Subject: 89-7272 -- DISSENT, HARMELIN v. MICHIGAN

 


    SUPREME COURT OF THE UNITED STATES


No. 89-7272



RONALD ALLEN HARMELIN, PETITIONER
v. MICHIGAN


on writ of certiorari to the court of appeals of michigan

[June 27, 1991]



    Justice White, with whom Justice Blackmun and Justice Stevens join,
dissenting.
    The Eighth Amendment provides that "[e]xcessive bail shall not be
required, nor excessive fines imposed, nor cruel and unusual punishments
inflicted."  Justice Scalia concludes that "the Eighth Amendment contains
no proportionality guarantee."  Ante, at 6.  Accordingly, he says Solem v.
Helm, 463 U. S. 277 (1983), "was simply wrong" in holding otherwise, as
would be the Court's other cases interpreting the Amendment to contain a
proportionality principle.  Justice Kennedy, on the other hand, asserts
that the Eighth Amendment's proportionality principle is so "narrow," ante,
at 1, that Solem's analysis should be reduced from three factors to one.
With all due respect, I dissent.
    The language of the Amendment does not refer to proportionality in so
many words, but it does forbid "excessive" fines, a restraint that suggests
that a determination of excessiveness should be based at least in part on
whether the fine imposed is disproportionate to the crime committed.  Nor
would it be unreasonable to conclude that it would be both cruel and
unusual to punish overtime parking by life imprisonment, see Rummel v.
Estelle, 445 U. S. 263, 274, n. 11 (1980), or, more generally, to impose
any punishment that is grossly disproportionate to the offense for which
the defendant has been convicted.  Thus, Benjamin Oliver, cited by Justice
Scalia, ante, at 21, observed with respect to the Eighth Amendment:
    "No express restriction is laid in the constitution, upon the power of
imprisoning for crimes.  But, as it is forbidden to demand unreasonable
bail, which merely exposes the individual concerned, to imprisonment in
case he cannot procure it; as it is forbidden to impose unreasonable fines,
on account of the difficulty the person fined would have of paying them,
the default of which would be punished by imprisonment only, it would seem,
that imprisonment for an unreasonable length of time, is also contrary to
the spirit of the constitution.  Thus in cases where the courts have a
discretionary power to fine and imprison, shall it be supposed, that the
power to fine is restrained, but the power to imprison is wholly
unrestricted by it?  In the absence of all express regu lations on the
subject, it would surely be absurd to imprison an individual for a term of
years, for some in considerable offence, and consequently it would seem,
that a law imposing so severe a punishment must be contrary to the
intention of the framers of the constitution."  B. Oliver, The Rights of an
American Citizen 185-186 (1832).

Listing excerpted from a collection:
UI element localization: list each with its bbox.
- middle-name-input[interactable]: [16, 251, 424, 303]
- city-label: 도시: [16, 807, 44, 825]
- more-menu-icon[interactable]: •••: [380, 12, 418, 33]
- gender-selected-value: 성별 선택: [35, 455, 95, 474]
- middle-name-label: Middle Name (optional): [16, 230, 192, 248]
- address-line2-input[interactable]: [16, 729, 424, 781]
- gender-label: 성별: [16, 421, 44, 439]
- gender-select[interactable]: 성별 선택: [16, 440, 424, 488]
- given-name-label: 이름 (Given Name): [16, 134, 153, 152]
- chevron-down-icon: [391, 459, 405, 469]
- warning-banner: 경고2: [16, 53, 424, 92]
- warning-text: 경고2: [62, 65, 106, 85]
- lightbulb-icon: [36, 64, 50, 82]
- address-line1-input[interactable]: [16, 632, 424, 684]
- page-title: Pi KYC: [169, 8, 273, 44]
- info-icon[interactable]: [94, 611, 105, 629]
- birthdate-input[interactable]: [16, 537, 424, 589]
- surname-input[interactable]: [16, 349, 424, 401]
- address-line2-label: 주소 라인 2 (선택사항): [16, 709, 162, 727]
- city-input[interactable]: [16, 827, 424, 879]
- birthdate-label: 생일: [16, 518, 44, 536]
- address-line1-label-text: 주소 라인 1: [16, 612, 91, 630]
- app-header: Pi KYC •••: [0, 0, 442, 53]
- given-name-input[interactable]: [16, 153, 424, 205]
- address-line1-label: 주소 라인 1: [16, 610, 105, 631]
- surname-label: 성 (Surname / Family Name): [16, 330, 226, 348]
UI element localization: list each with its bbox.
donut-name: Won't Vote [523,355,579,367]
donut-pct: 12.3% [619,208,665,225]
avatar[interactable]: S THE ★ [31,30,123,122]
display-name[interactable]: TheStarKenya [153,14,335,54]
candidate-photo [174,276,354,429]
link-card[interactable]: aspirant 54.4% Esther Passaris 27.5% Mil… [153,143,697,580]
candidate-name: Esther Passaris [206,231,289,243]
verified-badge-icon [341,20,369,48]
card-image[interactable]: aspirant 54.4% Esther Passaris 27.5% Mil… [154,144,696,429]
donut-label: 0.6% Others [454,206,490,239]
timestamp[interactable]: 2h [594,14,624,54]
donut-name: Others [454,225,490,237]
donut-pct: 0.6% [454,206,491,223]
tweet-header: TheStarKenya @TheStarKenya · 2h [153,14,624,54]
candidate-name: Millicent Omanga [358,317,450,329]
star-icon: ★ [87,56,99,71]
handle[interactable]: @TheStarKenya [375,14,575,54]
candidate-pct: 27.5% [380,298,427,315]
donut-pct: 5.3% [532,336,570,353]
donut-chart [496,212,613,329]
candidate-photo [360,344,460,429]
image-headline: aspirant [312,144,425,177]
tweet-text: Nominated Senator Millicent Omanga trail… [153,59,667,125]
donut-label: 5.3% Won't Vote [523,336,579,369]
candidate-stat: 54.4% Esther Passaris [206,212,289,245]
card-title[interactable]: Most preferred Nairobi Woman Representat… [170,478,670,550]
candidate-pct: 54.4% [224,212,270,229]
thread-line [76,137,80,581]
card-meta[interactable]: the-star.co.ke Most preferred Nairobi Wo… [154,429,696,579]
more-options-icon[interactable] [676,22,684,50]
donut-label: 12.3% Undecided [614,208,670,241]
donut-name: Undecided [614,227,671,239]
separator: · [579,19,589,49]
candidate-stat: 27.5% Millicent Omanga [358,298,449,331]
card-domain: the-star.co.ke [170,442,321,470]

# WHAT IS ASKED
Continue the dissent in Harmelin v. Michigan, picking up right after its last sentence.

# SOLVED PROBLEM
    Justice Scalia concedes that the language of the Amendment bears such a
construction.  See ante, at 16.  His reasons for claiming that it should
not be so construed are weak.  First, he asserts that if proportionality
was an aspect of the restraint, it could have been said more clearly -- as
plain-talking Americans would have expressed themselves (as for instance, I
suppose, in the Fifth Amendment's Due Process Clause or the Fourth
Amendment's prohibition against unreasonable searches and seizures).
    Second, Justice Scalia claims that it would be difficult or impossible
to label as "unusual" any punishment imposed by the Federal Government,
which had just come into existence and had no track record with respect to
criminal law.  But the people of the new Nation had been living under the
criminal law regimes of the States, and there would have been no lack of
benchmarks for determining unusualness.  Furthermore, this argument would
deprive this part of the Amendment of any meaning at all.
    Third, Justice Scalia argues that all of the available evidence of the
day indicated that those who drafted and approved the Amendment "chose . .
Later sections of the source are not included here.